### [Goal of the exercise]
Write out the listing below exactly, and omit any images you find in it.

Saved data entries:
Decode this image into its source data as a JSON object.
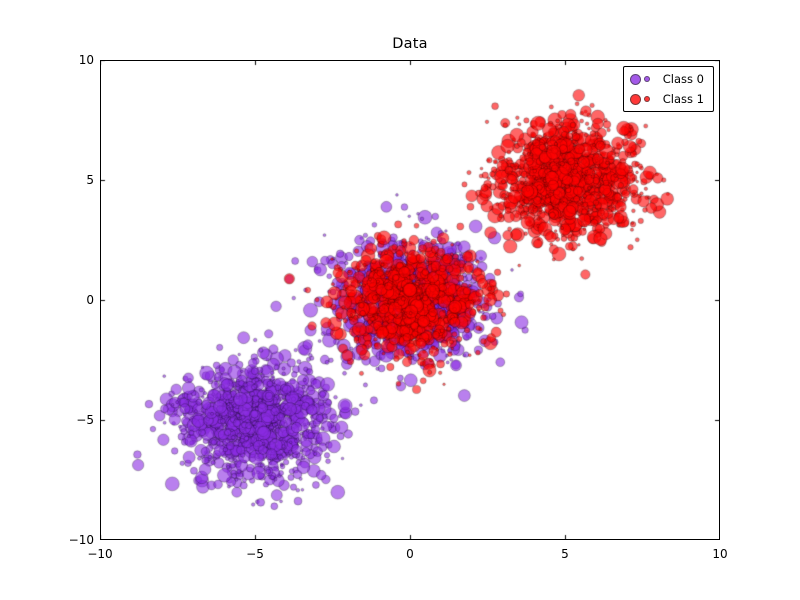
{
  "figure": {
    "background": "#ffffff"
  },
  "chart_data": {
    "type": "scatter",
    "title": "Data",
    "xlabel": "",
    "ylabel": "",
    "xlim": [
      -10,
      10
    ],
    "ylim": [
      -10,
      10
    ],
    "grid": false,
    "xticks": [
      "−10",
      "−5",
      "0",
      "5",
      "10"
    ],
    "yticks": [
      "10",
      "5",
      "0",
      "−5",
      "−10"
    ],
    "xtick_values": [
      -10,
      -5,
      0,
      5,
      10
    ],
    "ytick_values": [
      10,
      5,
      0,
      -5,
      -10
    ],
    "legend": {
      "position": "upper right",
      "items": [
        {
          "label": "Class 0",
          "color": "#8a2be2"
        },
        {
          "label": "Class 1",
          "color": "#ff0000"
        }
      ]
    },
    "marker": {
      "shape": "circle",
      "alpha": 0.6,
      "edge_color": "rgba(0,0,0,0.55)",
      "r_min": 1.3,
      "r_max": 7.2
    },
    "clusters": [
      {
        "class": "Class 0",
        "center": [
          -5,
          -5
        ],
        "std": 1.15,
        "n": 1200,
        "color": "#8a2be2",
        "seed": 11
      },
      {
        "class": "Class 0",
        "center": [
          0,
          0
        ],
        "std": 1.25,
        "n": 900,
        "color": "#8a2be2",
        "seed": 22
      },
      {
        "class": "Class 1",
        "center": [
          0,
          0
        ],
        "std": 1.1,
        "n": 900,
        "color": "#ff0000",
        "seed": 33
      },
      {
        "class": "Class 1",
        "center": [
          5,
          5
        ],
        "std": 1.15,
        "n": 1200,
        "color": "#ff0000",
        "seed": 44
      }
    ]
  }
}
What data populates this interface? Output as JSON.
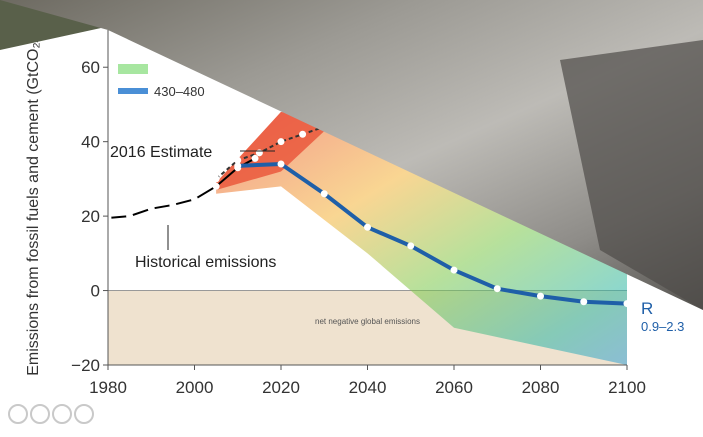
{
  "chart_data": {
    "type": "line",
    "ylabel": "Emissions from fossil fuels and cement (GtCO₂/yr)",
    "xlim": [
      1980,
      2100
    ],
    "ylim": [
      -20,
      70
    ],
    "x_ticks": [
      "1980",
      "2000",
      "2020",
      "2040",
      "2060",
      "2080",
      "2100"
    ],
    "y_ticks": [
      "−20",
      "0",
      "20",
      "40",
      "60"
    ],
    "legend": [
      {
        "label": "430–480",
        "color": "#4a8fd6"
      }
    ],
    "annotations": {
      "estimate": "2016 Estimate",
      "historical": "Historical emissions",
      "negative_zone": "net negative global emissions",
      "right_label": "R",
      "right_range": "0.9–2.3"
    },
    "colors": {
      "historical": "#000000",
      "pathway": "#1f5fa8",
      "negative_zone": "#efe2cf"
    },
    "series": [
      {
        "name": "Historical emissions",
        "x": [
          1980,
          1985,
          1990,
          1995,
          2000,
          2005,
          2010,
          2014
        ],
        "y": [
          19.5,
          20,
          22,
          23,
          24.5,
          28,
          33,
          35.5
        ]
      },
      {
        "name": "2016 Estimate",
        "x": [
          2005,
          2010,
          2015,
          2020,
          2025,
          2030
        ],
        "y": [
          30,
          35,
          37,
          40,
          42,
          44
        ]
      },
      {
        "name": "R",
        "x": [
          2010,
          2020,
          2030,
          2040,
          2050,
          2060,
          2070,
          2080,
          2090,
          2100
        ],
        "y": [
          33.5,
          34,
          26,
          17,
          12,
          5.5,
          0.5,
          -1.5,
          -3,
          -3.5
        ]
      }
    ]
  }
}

### [Response to this task]
Decode this image into its source data as a JSON object.
{
  "figure": {
    "background": "#ffffff"
  },
  "chart_data": {
    "type": "scatter",
    "title": "Data",
    "xlabel": "",
    "ylabel": "",
    "xlim": [
      -10,
      10
    ],
    "ylim": [
      -10,
      10
    ],
    "grid": false,
    "xticks": [
      "−10",
      "−5",
      "0",
      "5",
      "10"
    ],
    "yticks": [
      "10",
      "5",
      "0",
      "−5",
      "−10"
    ],
    "xtick_values": [
      -10,
      -5,
      0,
      5,
      10
    ],
    "ytick_values": [
      10,
      5,
      0,
      -5,
      -10
    ],
    "legend": {
      "position": "upper right",
      "items": [
        {
          "label": "Class 0",
          "color": "#8a2be2"
        },
        {
          "label": "Class 1",
          "color": "#ff0000"
        }
      ]
    },
    "marker": {
      "shape": "circle",
      "alpha": 0.6,
      "edge_color": "rgba(0,0,0,0.55)",
      "r_min": 1.3,
      "r_max": 7.2
    },
    "clusters": [
      {
        "class": "Class 0",
        "center": [
          -5,
          -5
        ],
        "std": 1.15,
        "n": 1200,
        "color": "#8a2be2",
        "seed": 11
      },
      {
        "class": "Class 0",
        "center": [
          0,
          0
        ],
        "std": 1.25,
        "n": 900,
        "color": "#8a2be2",
        "seed": 22
      },
      {
        "class": "Class 1",
        "center": [
          0,
          0
        ],
        "std": 1.1,
        "n": 900,
        "color": "#ff0000",
        "seed": 33
      },
      {
        "class": "Class 1",
        "center": [
          5,
          5
        ],
        "std": 1.15,
        "n": 1200,
        "color": "#ff0000",
        "seed": 44
      }
    ]
  }
}
What data populates this interface? Output as JSON.
{
  "chart_data": {
    "type": "line",
    "ylabel": "Emissions from fossil fuels and cement (GtCO₂/yr)",
    "xlim": [
      1980,
      2100
    ],
    "ylim": [
      -20,
      70
    ],
    "x_ticks": [
      "1980",
      "2000",
      "2020",
      "2040",
      "2060",
      "2080",
      "2100"
    ],
    "y_ticks": [
      "−20",
      "0",
      "20",
      "40",
      "60"
    ],
    "legend": [
      {
        "label": "430–480",
        "color": "#4a8fd6"
      }
    ],
    "annotations": {
      "estimate": "2016 Estimate",
      "historical": "Historical emissions",
      "negative_zone": "net negative global emissions",
      "right_label": "R",
      "right_range": "0.9–2.3"
    },
    "colors": {
      "historical": "#000000",
      "pathway": "#1f5fa8",
      "negative_zone": "#efe2cf"
    },
    "series": [
      {
        "name": "Historical emissions",
        "x": [
          1980,
          1985,
          1990,
          1995,
          2000,
          2005,
          2010,
          2014
        ],
        "y": [
          19.5,
          20,
          22,
          23,
          24.5,
          28,
          33,
          35.5
        ]
      },
      {
        "name": "2016 Estimate",
        "x": [
          2005,
          2010,
          2015,
          2020,
          2025,
          2030
        ],
        "y": [
          30,
          35,
          37,
          40,
          42,
          44
        ]
      },
      {
        "name": "R",
        "x": [
          2010,
          2020,
          2030,
          2040,
          2050,
          2060,
          2070,
          2080,
          2090,
          2100
        ],
        "y": [
          33.5,
          34,
          26,
          17,
          12,
          5.5,
          0.5,
          -1.5,
          -3,
          -3.5
        ]
      }
    ]
  }
}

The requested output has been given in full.